Find out he did, and spent the next three years getting a civil engineering diploma at the Polytech in Maseru, before returning to South Africa in 1994 to finish a BTech degree and work as the site engineer on a number of infrastructure projects and commercial developments, including the Johannesburg athletics stadium and a R60-million shopping centre at Hammanskraal.

Then, in late 1996, Likhole really began to seek out practical ways to empower local communities through infrastructure projects in their areas. He helped bring together the Department of Public Works, the Nigel Transitional Local Council and the Nigel Development Forum to undertake a R5-million roads project in Duduza - and was responsible for ensuring local people got both the bulk of the work and the training necessary to carry it out.

▶ SUPPLIED MATERIAL:
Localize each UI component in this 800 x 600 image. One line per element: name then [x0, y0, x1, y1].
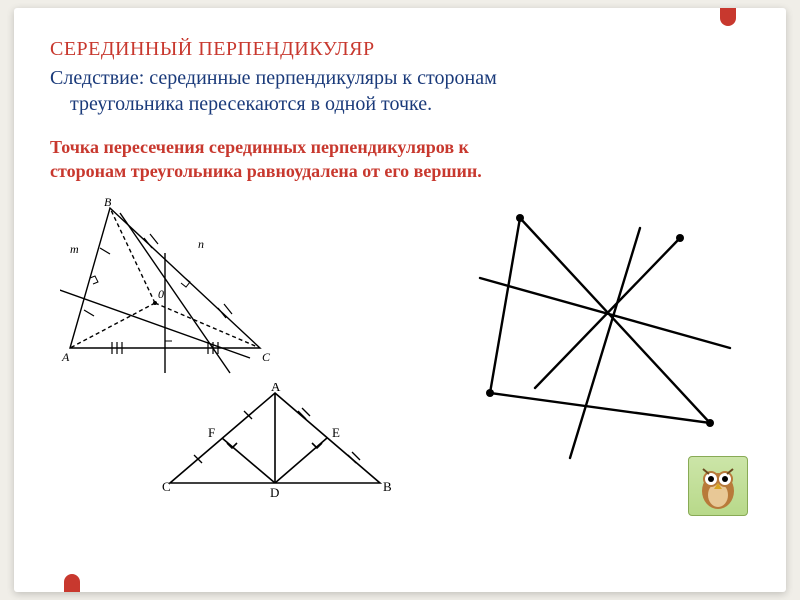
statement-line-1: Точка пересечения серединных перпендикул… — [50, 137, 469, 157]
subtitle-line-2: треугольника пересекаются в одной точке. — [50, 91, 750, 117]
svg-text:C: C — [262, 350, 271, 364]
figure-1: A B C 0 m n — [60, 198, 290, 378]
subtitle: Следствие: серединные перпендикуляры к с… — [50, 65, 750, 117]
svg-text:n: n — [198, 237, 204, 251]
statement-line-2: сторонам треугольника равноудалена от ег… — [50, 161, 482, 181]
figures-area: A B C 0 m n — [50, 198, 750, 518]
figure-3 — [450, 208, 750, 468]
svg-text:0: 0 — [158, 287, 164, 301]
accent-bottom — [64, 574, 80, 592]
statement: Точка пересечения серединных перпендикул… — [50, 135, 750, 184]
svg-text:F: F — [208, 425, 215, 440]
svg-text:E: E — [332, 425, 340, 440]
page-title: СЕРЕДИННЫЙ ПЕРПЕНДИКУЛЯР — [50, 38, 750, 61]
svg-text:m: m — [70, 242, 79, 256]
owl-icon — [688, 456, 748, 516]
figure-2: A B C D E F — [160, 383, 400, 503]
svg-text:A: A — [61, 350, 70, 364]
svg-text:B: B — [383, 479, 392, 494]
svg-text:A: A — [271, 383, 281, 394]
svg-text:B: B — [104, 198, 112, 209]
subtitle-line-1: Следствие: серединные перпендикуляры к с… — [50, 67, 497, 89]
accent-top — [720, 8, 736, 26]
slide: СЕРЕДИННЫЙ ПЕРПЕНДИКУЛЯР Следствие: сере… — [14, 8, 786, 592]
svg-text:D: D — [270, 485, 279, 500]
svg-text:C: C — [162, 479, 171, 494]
==
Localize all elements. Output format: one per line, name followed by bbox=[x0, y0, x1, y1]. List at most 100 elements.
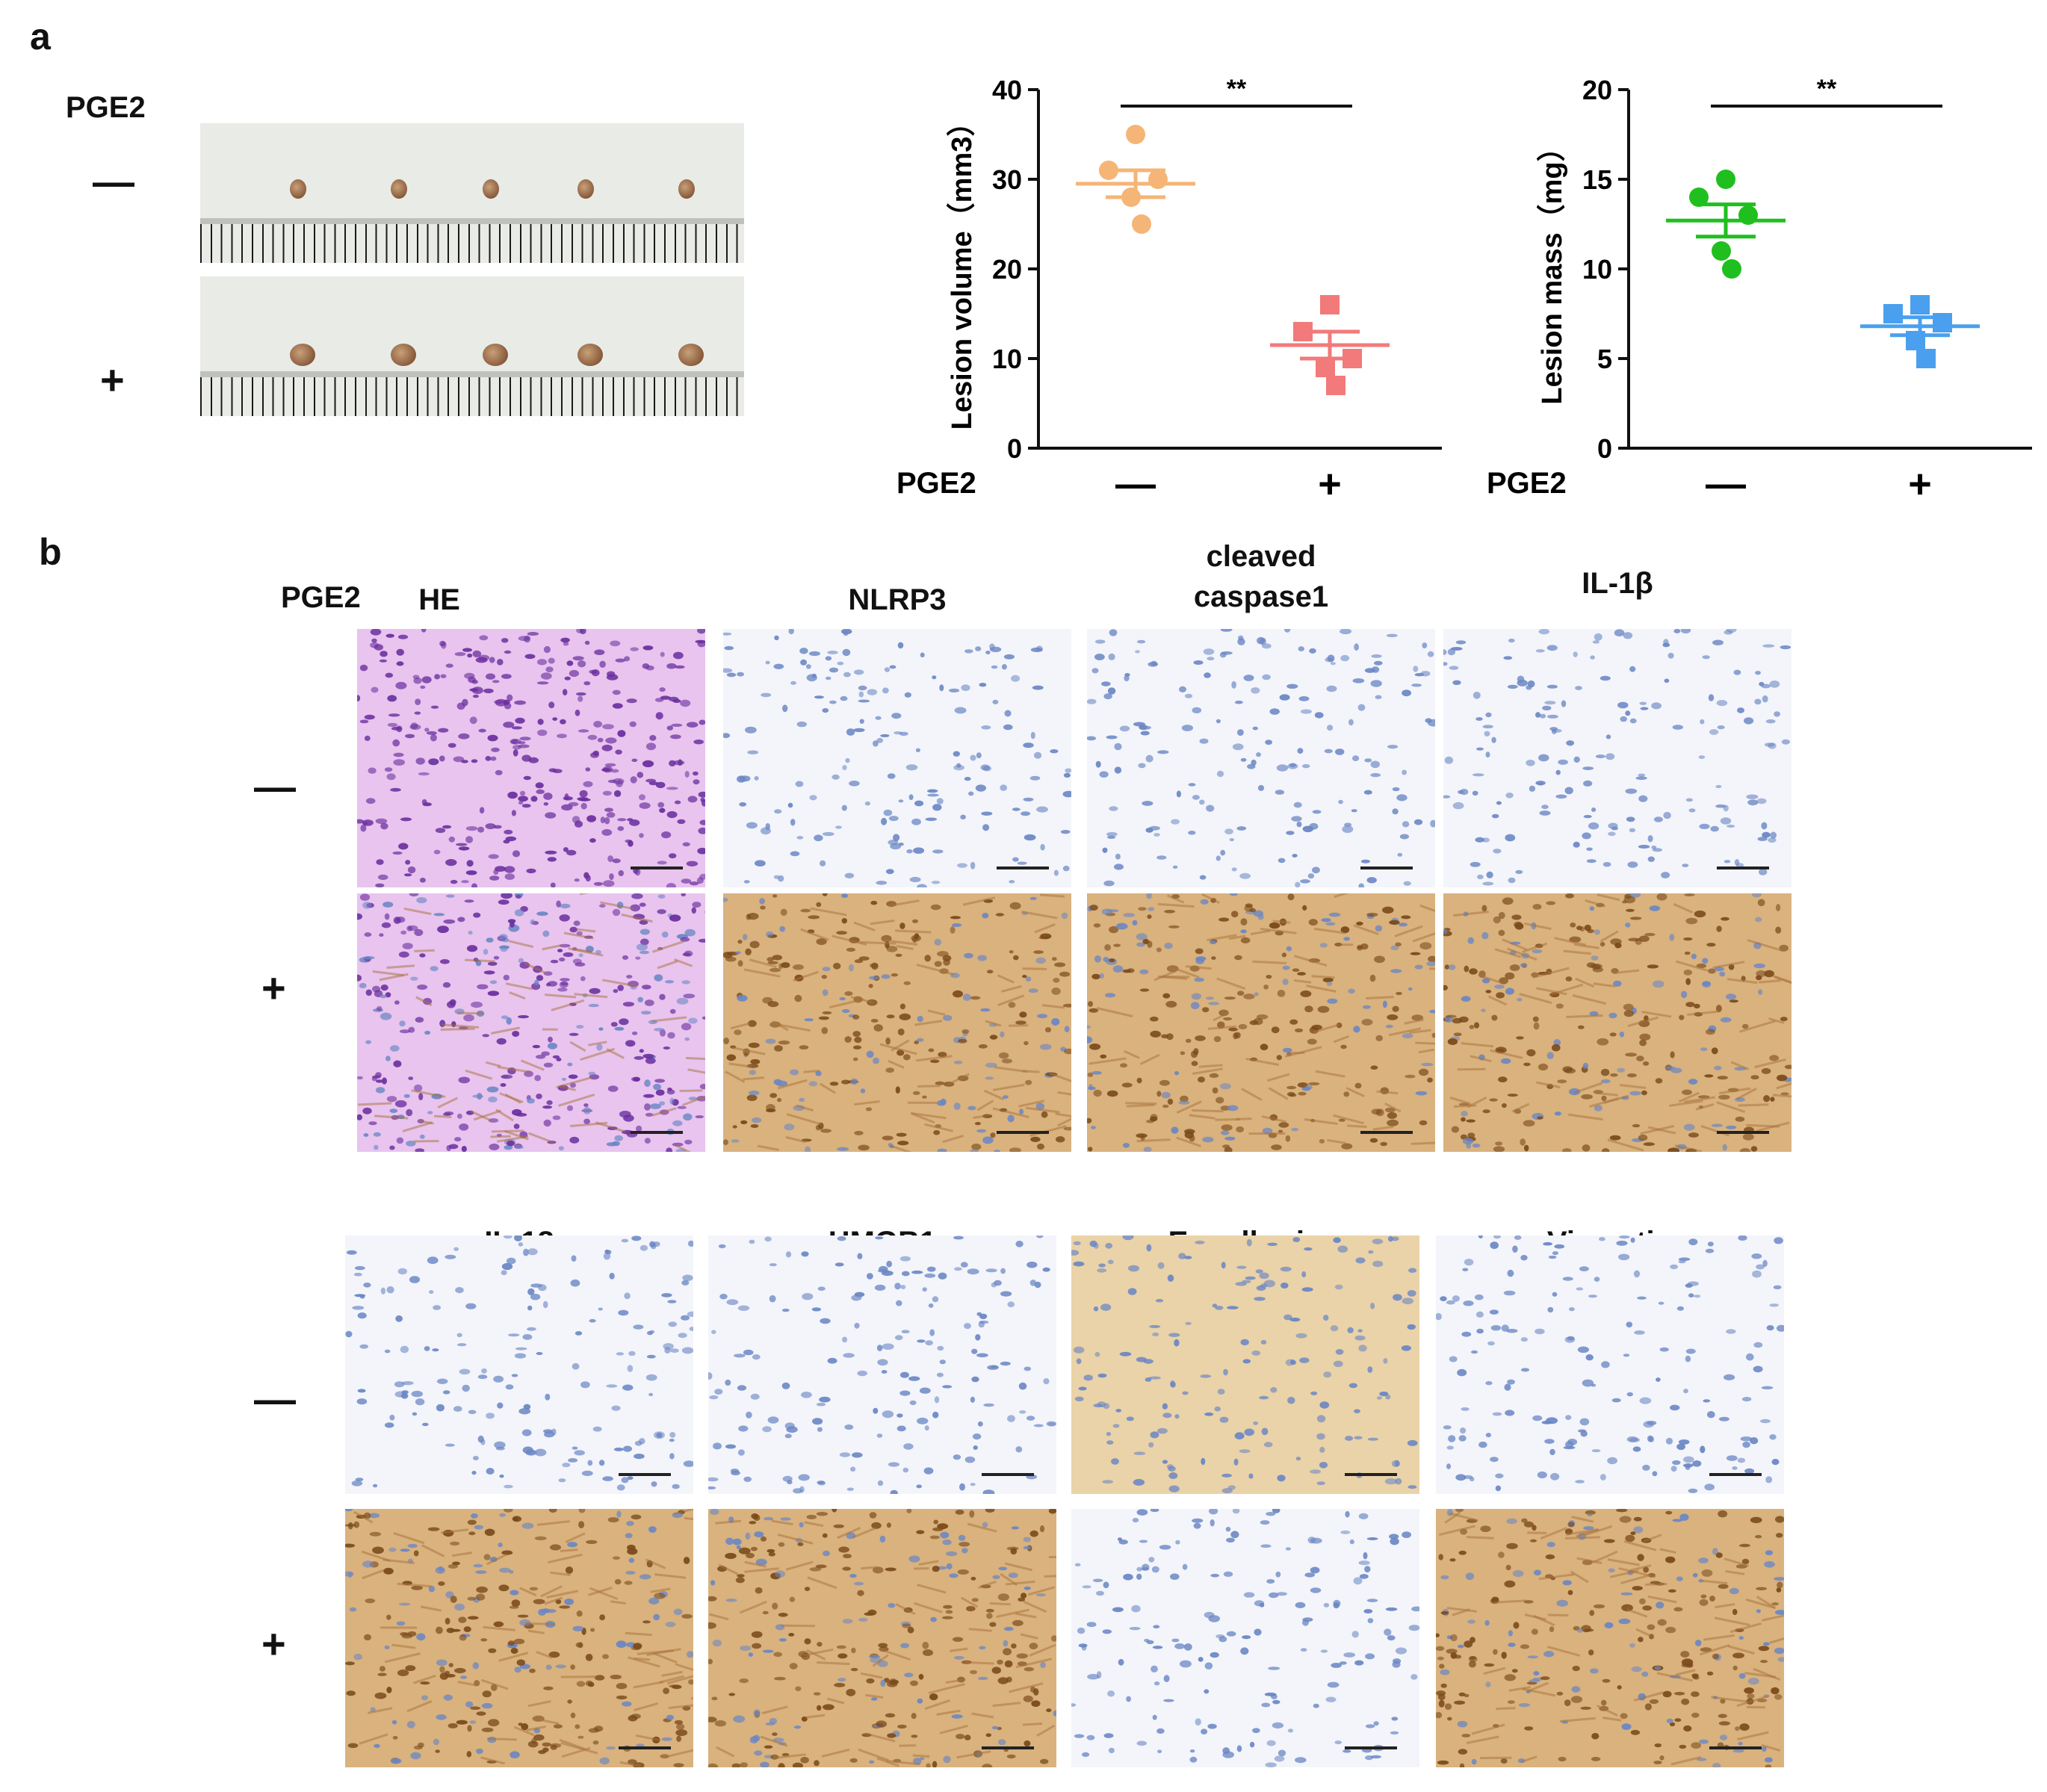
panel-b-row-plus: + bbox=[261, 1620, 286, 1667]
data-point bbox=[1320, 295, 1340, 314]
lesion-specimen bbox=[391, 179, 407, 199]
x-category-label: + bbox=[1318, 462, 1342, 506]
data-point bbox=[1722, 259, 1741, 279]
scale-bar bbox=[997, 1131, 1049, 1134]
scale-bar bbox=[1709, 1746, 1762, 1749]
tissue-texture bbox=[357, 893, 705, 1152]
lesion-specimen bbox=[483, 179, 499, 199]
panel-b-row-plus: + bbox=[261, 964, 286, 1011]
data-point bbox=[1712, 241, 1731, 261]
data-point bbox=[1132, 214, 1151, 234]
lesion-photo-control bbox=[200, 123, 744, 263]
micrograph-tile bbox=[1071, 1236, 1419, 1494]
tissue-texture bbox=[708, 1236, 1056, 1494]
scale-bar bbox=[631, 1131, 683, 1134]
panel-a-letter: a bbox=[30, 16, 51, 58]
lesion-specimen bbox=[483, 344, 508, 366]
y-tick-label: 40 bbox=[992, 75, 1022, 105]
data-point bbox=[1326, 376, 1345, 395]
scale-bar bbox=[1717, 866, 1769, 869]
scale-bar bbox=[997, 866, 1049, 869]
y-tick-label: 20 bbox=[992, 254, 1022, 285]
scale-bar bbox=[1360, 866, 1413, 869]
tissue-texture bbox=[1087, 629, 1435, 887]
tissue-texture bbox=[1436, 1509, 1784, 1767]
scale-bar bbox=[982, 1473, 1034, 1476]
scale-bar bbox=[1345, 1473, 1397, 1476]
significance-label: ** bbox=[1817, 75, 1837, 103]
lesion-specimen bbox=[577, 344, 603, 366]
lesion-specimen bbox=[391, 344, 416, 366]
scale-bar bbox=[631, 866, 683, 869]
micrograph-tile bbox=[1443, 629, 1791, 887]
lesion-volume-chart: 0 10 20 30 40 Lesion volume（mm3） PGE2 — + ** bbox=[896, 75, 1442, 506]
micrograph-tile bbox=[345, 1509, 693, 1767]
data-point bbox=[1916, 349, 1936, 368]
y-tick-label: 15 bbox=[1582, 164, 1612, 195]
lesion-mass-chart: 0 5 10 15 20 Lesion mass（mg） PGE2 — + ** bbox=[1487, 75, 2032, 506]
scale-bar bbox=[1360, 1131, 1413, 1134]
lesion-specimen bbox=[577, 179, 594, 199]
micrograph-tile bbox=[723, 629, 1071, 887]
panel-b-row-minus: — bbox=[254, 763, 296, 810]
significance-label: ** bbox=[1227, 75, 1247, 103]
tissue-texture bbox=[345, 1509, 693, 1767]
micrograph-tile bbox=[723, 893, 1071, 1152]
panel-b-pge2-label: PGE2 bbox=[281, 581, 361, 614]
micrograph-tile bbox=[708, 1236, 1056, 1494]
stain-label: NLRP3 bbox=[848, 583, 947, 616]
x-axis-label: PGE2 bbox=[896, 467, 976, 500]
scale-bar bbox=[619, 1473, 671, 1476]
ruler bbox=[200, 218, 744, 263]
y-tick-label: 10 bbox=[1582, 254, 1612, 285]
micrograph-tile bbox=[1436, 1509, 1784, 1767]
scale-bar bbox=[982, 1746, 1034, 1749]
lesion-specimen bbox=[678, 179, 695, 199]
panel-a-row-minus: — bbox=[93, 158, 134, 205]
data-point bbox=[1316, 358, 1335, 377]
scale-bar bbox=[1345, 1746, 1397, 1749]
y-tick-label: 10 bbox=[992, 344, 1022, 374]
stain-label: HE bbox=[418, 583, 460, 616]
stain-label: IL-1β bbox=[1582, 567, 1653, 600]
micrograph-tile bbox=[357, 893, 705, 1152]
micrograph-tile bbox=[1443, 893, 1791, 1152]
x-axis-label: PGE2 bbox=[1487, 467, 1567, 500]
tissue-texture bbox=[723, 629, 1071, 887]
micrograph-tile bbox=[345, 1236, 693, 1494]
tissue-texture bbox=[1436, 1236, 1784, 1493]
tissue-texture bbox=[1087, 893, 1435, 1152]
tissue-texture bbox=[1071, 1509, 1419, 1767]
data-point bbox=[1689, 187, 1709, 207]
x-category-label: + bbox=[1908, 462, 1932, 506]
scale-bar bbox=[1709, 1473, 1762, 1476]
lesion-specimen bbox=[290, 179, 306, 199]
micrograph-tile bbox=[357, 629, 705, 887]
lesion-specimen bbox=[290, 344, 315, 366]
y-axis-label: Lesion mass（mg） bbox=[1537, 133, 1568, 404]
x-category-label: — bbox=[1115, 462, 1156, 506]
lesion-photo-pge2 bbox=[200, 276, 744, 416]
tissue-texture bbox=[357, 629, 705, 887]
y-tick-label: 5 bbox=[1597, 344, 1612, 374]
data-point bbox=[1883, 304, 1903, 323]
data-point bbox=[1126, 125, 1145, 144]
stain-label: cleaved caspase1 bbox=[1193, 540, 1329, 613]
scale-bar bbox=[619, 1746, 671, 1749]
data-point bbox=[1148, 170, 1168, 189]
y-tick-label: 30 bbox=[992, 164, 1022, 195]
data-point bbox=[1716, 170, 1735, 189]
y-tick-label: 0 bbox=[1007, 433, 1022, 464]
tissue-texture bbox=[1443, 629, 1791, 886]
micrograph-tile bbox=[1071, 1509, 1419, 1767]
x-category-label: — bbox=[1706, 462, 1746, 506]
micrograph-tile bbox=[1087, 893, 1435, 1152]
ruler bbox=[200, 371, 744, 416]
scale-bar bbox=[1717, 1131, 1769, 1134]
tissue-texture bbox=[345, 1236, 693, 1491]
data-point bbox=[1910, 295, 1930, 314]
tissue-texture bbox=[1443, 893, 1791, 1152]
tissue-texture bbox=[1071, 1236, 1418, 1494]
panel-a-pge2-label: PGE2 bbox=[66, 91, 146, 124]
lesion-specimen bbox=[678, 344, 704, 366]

▶ WHAT YOU NEED TO DO:
(A) Name the bodies that Likhole helped bring together for the roads project, according to the passage about Likhole's engineering career.
(B) Extend the passage about Likhole's engineering career, carrying on after its final sentence.
The data comes from a different source than the passage about Likhole's engineering career.

▶ RESPONSES:
(A)
- Department of Public Works
- Nigel Transitional Local Council
- Nigel Development Forum

(B)
What is more, he then persuaded the financiers to put R100 000 towards setting up a self-supporting local plant to manufacture interlocking concrete pavers. It created 65 new jobs and was soon producing 15 000 pavers a day - all to strict Concrete Institute standards. These were initially used to pave some of the local roads, but were soon being sold commercially.

This experience also led Likhole to confront directly some of the difficulties inherent in most empowerment schemes: the first being the fact that emerging contractors are often not in the tender "system" so have no knowledge of potential work.

"Then there is the fact that in many one or two man businesses, there is no time or money for off-site training to improve their chances of getting bigger jobs, and lastly, the fact that contractors who have become established sometimes resist sharing work with anyone else."

What was needed, he felt, was a new way of doing things: a system in which emerging contractors would be deliberately sought out and asked to tender for work in their field of expertise; in which management training would take place on-site; and in which the potential for main contractor / sub-contractor conflict would be minimised.

"Construction management addresses all these needs and, although relatively new to South Africa, is rapidly proving its worth, when properly applied, in empowering small contractors to compete in the mainstream. As such, I believe it is the real key to a good future for our building industry."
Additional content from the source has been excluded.